▸ Exercise requirements: Each record that follows should be repeated exactly, minus any images.

▸ Data for this exercise:
|---|

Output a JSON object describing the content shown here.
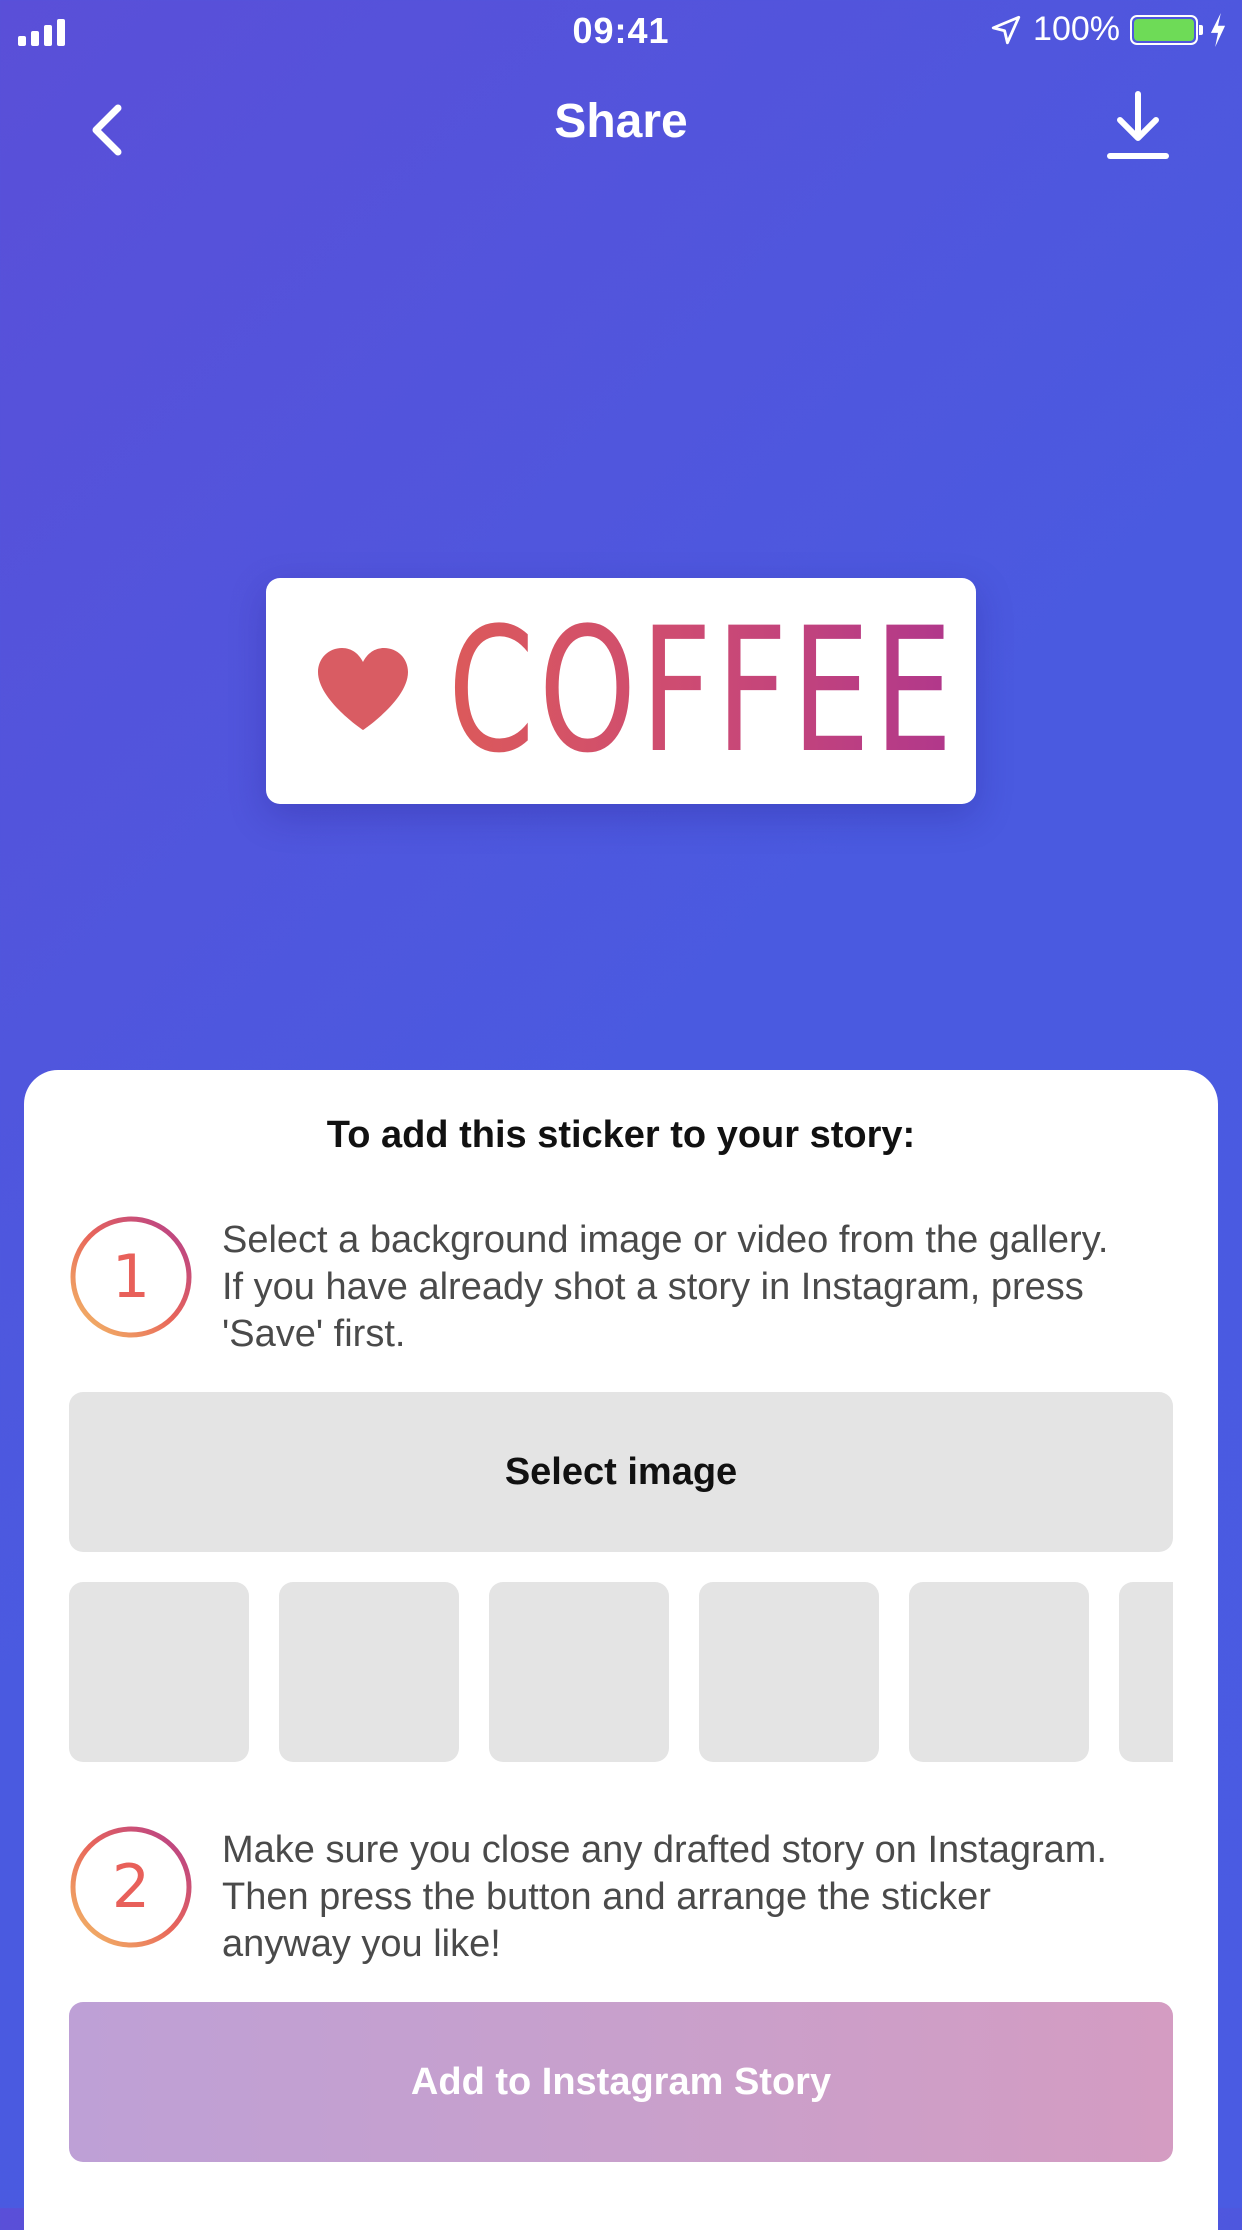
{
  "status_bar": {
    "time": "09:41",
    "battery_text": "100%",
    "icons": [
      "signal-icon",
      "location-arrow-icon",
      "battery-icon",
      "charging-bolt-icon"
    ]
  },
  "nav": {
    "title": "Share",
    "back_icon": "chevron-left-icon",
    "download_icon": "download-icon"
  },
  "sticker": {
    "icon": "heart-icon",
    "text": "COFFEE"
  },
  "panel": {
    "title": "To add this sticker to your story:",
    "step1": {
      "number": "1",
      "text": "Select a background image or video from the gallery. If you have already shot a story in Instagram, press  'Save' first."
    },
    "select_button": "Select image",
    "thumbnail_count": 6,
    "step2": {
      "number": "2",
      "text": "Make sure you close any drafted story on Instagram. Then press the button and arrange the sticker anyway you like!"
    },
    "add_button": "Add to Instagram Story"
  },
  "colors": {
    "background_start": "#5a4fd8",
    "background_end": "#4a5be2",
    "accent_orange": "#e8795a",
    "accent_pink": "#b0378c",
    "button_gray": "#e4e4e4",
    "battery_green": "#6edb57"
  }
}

|---|

▸ Task answer:
Output a JSON object describing the content shown here.
{
  "status_bar": {
    "time": "09:41",
    "battery_text": "100%",
    "icons": [
      "signal-icon",
      "location-arrow-icon",
      "battery-icon",
      "charging-bolt-icon"
    ]
  },
  "nav": {
    "title": "Share",
    "back_icon": "chevron-left-icon",
    "download_icon": "download-icon"
  },
  "sticker": {
    "icon": "heart-icon",
    "text": "COFFEE"
  },
  "panel": {
    "title": "To add this sticker to your story:",
    "step1": {
      "number": "1",
      "text": "Select a background image or video from the gallery. If you have already shot a story in Instagram, press  'Save' first."
    },
    "select_button": "Select image",
    "thumbnail_count": 6,
    "step2": {
      "number": "2",
      "text": "Make sure you close any drafted story on Instagram. Then press the button and arrange the sticker anyway you like!"
    },
    "add_button": "Add to Instagram Story"
  },
  "colors": {
    "background_start": "#5a4fd8",
    "background_end": "#4a5be2",
    "accent_orange": "#e8795a",
    "accent_pink": "#b0378c",
    "button_gray": "#e4e4e4",
    "battery_green": "#6edb57"
  }
}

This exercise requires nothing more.